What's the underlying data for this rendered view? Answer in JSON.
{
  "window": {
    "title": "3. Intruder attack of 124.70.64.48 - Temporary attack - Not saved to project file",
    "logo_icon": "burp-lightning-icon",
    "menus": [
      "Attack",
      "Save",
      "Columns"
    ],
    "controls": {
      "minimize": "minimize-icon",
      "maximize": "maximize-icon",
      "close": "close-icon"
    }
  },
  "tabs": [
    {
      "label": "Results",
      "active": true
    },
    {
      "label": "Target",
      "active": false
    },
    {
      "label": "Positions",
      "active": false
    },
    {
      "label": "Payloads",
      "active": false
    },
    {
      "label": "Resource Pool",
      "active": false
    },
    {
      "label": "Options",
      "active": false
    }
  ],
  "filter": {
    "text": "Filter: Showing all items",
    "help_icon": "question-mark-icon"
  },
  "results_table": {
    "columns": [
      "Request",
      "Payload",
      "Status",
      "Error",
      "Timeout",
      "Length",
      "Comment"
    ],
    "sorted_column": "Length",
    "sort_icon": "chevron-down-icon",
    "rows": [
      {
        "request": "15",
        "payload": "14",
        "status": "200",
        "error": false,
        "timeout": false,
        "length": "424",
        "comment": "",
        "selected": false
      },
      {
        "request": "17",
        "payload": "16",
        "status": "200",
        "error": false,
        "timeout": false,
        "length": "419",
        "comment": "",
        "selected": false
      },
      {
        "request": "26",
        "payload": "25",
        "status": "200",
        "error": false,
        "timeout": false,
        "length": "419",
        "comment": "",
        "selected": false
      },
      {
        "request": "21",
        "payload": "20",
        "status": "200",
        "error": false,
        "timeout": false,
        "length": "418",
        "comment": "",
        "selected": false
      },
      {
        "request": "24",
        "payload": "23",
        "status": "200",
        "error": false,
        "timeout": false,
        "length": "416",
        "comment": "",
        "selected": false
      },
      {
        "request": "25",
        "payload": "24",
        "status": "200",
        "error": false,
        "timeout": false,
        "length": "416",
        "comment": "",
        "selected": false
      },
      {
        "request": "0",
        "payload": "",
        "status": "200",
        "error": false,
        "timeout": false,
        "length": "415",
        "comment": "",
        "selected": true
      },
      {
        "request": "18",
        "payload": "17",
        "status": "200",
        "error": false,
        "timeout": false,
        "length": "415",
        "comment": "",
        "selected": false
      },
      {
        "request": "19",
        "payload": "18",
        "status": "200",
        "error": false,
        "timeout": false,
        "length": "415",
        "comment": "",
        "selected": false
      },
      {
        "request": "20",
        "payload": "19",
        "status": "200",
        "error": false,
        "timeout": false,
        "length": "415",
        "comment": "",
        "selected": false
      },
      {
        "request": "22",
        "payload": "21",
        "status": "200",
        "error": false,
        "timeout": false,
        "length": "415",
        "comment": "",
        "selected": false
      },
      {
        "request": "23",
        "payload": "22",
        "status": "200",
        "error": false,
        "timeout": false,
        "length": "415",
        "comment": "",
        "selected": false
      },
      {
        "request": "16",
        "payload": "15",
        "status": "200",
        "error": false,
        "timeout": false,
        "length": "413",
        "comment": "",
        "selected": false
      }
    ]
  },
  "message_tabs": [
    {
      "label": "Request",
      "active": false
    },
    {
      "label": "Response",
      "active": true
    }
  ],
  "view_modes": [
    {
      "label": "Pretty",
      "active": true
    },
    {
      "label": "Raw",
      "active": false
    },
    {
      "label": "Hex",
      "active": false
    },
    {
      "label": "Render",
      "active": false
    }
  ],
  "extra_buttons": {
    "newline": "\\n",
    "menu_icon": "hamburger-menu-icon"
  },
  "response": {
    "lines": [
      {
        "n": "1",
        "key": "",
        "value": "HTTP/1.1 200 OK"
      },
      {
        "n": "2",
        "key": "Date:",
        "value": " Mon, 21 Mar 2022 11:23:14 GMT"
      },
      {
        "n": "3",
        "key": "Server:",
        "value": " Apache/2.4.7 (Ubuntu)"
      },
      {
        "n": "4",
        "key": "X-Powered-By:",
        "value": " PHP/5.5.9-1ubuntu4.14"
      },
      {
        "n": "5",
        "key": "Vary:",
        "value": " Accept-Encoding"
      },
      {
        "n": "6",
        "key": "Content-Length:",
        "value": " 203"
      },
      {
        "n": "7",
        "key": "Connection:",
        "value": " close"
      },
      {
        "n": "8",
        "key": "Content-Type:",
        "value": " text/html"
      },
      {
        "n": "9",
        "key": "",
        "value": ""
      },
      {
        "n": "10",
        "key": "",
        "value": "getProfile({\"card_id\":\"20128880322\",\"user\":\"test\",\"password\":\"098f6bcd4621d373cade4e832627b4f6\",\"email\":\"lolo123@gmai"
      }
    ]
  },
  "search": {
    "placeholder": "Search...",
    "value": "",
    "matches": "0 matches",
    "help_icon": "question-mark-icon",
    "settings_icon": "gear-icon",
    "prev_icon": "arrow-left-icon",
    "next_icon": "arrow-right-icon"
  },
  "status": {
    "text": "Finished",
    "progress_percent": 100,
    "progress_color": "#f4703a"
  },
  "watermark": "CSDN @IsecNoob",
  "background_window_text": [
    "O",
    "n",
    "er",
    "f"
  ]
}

________________________

Write out every record shown above, word for word.

Exercise response
What's the underlying data for this rendered view? Answer in JSON.
{
  "window": {
    "title": "3. Intruder attack of 124.70.64.48 - Temporary attack - Not saved to project file",
    "logo_icon": "burp-lightning-icon",
    "menus": [
      "Attack",
      "Save",
      "Columns"
    ],
    "controls": {
      "minimize": "minimize-icon",
      "maximize": "maximize-icon",
      "close": "close-icon"
    }
  },
  "tabs": [
    {
      "label": "Results",
      "active": true
    },
    {
      "label": "Target",
      "active": false
    },
    {
      "label": "Positions",
      "active": false
    },
    {
      "label": "Payloads",
      "active": false
    },
    {
      "label": "Resource Pool",
      "active": false
    },
    {
      "label": "Options",
      "active": false
    }
  ],
  "filter": {
    "text": "Filter: Showing all items",
    "help_icon": "question-mark-icon"
  },
  "results_table": {
    "columns": [
      "Request",
      "Payload",
      "Status",
      "Error",
      "Timeout",
      "Length",
      "Comment"
    ],
    "sorted_column": "Length",
    "sort_icon": "chevron-down-icon",
    "rows": [
      {
        "request": "15",
        "payload": "14",
        "status": "200",
        "error": false,
        "timeout": false,
        "length": "424",
        "comment": "",
        "selected": false
      },
      {
        "request": "17",
        "payload": "16",
        "status": "200",
        "error": false,
        "timeout": false,
        "length": "419",
        "comment": "",
        "selected": false
      },
      {
        "request": "26",
        "payload": "25",
        "status": "200",
        "error": false,
        "timeout": false,
        "length": "419",
        "comment": "",
        "selected": false
      },
      {
        "request": "21",
        "payload": "20",
        "status": "200",
        "error": false,
        "timeout": false,
        "length": "418",
        "comment": "",
        "selected": false
      },
      {
        "request": "24",
        "payload": "23",
        "status": "200",
        "error": false,
        "timeout": false,
        "length": "416",
        "comment": "",
        "selected": false
      },
      {
        "request": "25",
        "payload": "24",
        "status": "200",
        "error": false,
        "timeout": false,
        "length": "416",
        "comment": "",
        "selected": false
      },
      {
        "request": "0",
        "payload": "",
        "status": "200",
        "error": false,
        "timeout": false,
        "length": "415",
        "comment": "",
        "selected": true
      },
      {
        "request": "18",
        "payload": "17",
        "status": "200",
        "error": false,
        "timeout": false,
        "length": "415",
        "comment": "",
        "selected": false
      },
      {
        "request": "19",
        "payload": "18",
        "status": "200",
        "error": false,
        "timeout": false,
        "length": "415",
        "comment": "",
        "selected": false
      },
      {
        "request": "20",
        "payload": "19",
        "status": "200",
        "error": false,
        "timeout": false,
        "length": "415",
        "comment": "",
        "selected": false
      },
      {
        "request": "22",
        "payload": "21",
        "status": "200",
        "error": false,
        "timeout": false,
        "length": "415",
        "comment": "",
        "selected": false
      },
      {
        "request": "23",
        "payload": "22",
        "status": "200",
        "error": false,
        "timeout": false,
        "length": "415",
        "comment": "",
        "selected": false
      },
      {
        "request": "16",
        "payload": "15",
        "status": "200",
        "error": false,
        "timeout": false,
        "length": "413",
        "comment": "",
        "selected": false
      }
    ]
  },
  "message_tabs": [
    {
      "label": "Request",
      "active": false
    },
    {
      "label": "Response",
      "active": true
    }
  ],
  "view_modes": [
    {
      "label": "Pretty",
      "active": true
    },
    {
      "label": "Raw",
      "active": false
    },
    {
      "label": "Hex",
      "active": false
    },
    {
      "label": "Render",
      "active": false
    }
  ],
  "extra_buttons": {
    "newline": "\\n",
    "menu_icon": "hamburger-menu-icon"
  },
  "response": {
    "lines": [
      {
        "n": "1",
        "key": "",
        "value": "HTTP/1.1 200 OK"
      },
      {
        "n": "2",
        "key": "Date:",
        "value": " Mon, 21 Mar 2022 11:23:14 GMT"
      },
      {
        "n": "3",
        "key": "Server:",
        "value": " Apache/2.4.7 (Ubuntu)"
      },
      {
        "n": "4",
        "key": "X-Powered-By:",
        "value": " PHP/5.5.9-1ubuntu4.14"
      },
      {
        "n": "5",
        "key": "Vary:",
        "value": " Accept-Encoding"
      },
      {
        "n": "6",
        "key": "Content-Length:",
        "value": " 203"
      },
      {
        "n": "7",
        "key": "Connection:",
        "value": " close"
      },
      {
        "n": "8",
        "key": "Content-Type:",
        "value": " text/html"
      },
      {
        "n": "9",
        "key": "",
        "value": ""
      },
      {
        "n": "10",
        "key": "",
        "value": "getProfile({\"card_id\":\"20128880322\",\"user\":\"test\",\"password\":\"098f6bcd4621d373cade4e832627b4f6\",\"email\":\"lolo123@gmai"
      }
    ]
  },
  "search": {
    "placeholder": "Search...",
    "value": "",
    "matches": "0 matches",
    "help_icon": "question-mark-icon",
    "settings_icon": "gear-icon",
    "prev_icon": "arrow-left-icon",
    "next_icon": "arrow-right-icon"
  },
  "status": {
    "text": "Finished",
    "progress_percent": 100,
    "progress_color": "#f4703a"
  },
  "watermark": "CSDN @IsecNoob",
  "background_window_text": [
    "O",
    "n",
    "er",
    "f"
  ]
}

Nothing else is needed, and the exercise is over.